(Stated exercise): Return all of the data exactly as given.

(Dataset records):
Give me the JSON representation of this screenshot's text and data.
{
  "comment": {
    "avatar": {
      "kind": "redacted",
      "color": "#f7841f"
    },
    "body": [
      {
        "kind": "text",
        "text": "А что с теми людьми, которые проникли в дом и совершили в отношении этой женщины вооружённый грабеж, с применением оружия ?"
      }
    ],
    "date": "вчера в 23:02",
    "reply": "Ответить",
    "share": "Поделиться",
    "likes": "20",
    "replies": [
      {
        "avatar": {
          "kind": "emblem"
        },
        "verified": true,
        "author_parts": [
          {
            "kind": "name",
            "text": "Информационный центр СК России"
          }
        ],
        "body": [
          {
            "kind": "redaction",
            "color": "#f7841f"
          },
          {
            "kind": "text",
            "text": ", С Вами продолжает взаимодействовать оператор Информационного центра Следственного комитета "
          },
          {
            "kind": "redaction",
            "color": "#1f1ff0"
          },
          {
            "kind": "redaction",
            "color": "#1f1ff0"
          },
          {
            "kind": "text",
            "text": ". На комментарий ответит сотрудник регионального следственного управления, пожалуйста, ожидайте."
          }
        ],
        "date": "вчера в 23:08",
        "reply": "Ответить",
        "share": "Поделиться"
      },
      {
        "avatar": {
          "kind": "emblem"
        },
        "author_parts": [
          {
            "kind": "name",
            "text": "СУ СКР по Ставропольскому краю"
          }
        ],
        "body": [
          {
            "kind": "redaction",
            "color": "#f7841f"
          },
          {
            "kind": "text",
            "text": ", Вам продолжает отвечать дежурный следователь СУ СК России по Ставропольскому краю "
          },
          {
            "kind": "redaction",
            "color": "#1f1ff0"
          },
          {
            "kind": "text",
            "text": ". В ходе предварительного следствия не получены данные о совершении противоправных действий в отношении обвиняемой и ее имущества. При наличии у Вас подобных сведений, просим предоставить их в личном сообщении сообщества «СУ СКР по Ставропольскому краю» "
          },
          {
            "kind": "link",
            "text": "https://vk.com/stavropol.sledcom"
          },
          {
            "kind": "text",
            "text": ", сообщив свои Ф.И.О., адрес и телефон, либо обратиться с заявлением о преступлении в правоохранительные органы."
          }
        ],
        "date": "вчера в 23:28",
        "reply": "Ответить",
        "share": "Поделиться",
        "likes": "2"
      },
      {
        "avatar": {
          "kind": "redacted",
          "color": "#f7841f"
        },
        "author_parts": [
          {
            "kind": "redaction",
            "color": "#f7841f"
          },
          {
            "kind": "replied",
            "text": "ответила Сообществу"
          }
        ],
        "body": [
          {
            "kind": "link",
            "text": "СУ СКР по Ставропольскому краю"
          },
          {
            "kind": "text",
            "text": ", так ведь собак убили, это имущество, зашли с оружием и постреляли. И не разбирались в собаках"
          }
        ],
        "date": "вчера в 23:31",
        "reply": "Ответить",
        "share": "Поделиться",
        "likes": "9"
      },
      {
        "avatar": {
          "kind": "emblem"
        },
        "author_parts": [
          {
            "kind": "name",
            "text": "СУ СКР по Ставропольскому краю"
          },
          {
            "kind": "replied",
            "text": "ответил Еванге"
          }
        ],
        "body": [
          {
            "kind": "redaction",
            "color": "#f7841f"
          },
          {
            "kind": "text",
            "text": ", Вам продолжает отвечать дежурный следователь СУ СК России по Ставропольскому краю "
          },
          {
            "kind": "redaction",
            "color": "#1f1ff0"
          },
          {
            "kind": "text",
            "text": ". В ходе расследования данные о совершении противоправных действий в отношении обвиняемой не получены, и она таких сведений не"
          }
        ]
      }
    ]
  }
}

(Answer to the task):
Give me the JSON representation of this screenshot's text and data.
{
  "comment": {
    "avatar": {
      "kind": "redacted",
      "color": "#f7841f"
    },
    "body": [
      {
        "kind": "text",
        "text": "А что с теми людьми, которые проникли в дом и совершили в отношении этой женщины вооружённый грабеж, с применением оружия ?"
      }
    ],
    "date": "вчера в 23:02",
    "reply": "Ответить",
    "share": "Поделиться",
    "likes": "20",
    "replies": [
      {
        "avatar": {
          "kind": "emblem"
        },
        "verified": true,
        "author_parts": [
          {
            "kind": "name",
            "text": "Информационный центр СК России"
          }
        ],
        "body": [
          {
            "kind": "redaction",
            "color": "#f7841f"
          },
          {
            "kind": "text",
            "text": ", С Вами продолжает взаимодействовать оператор Информационного центра Следственного комитета "
          },
          {
            "kind": "redaction",
            "color": "#1f1ff0"
          },
          {
            "kind": "redaction",
            "color": "#1f1ff0"
          },
          {
            "kind": "text",
            "text": ". На комментарий ответит сотрудник регионального следственного управления, пожалуйста, ожидайте."
          }
        ],
        "date": "вчера в 23:08",
        "reply": "Ответить",
        "share": "Поделиться"
      },
      {
        "avatar": {
          "kind": "emblem"
        },
        "author_parts": [
          {
            "kind": "name",
            "text": "СУ СКР по Ставропольскому краю"
          }
        ],
        "body": [
          {
            "kind": "redaction",
            "color": "#f7841f"
          },
          {
            "kind": "text",
            "text": ", Вам продолжает отвечать дежурный следователь СУ СК России по Ставропольскому краю "
          },
          {
            "kind": "redaction",
            "color": "#1f1ff0"
          },
          {
            "kind": "text",
            "text": ". В ходе предварительного следствия не получены данные о совершении противоправных действий в отношении обвиняемой и ее имущества. При наличии у Вас подобных сведений, просим предоставить их в личном сообщении сообщества «СУ СКР по Ставропольскому краю» "
          },
          {
            "kind": "link",
            "text": "https://vk.com/stavropol.sledcom"
          },
          {
            "kind": "text",
            "text": ", сообщив свои Ф.И.О., адрес и телефон, либо обратиться с заявлением о преступлении в правоохранительные органы."
          }
        ],
        "date": "вчера в 23:28",
        "reply": "Ответить",
        "share": "Поделиться",
        "likes": "2"
      },
      {
        "avatar": {
          "kind": "redacted",
          "color": "#f7841f"
        },
        "author_parts": [
          {
            "kind": "redaction",
            "color": "#f7841f"
          },
          {
            "kind": "replied",
            "text": "ответила Сообществу"
          }
        ],
        "body": [
          {
            "kind": "link",
            "text": "СУ СКР по Ставропольскому краю"
          },
          {
            "kind": "text",
            "text": ", так ведь собак убили, это имущество, зашли с оружием и постреляли. И не разбирались в собаках"
          }
        ],
        "date": "вчера в 23:31",
        "reply": "Ответить",
        "share": "Поделиться",
        "likes": "9"
      },
      {
        "avatar": {
          "kind": "emblem"
        },
        "author_parts": [
          {
            "kind": "name",
            "text": "СУ СКР по Ставропольскому краю"
          },
          {
            "kind": "replied",
            "text": "ответил Еванге"
          }
        ],
        "body": [
          {
            "kind": "redaction",
            "color": "#f7841f"
          },
          {
            "kind": "text",
            "text": ", Вам продолжает отвечать дежурный следователь СУ СК России по Ставропольскому краю "
          },
          {
            "kind": "redaction",
            "color": "#1f1ff0"
          },
          {
            "kind": "text",
            "text": ". В ходе расследования данные о совершении противоправных действий в отношении обвиняемой не получены, и она таких сведений не"
          }
        ]
      }
    ]
  }
}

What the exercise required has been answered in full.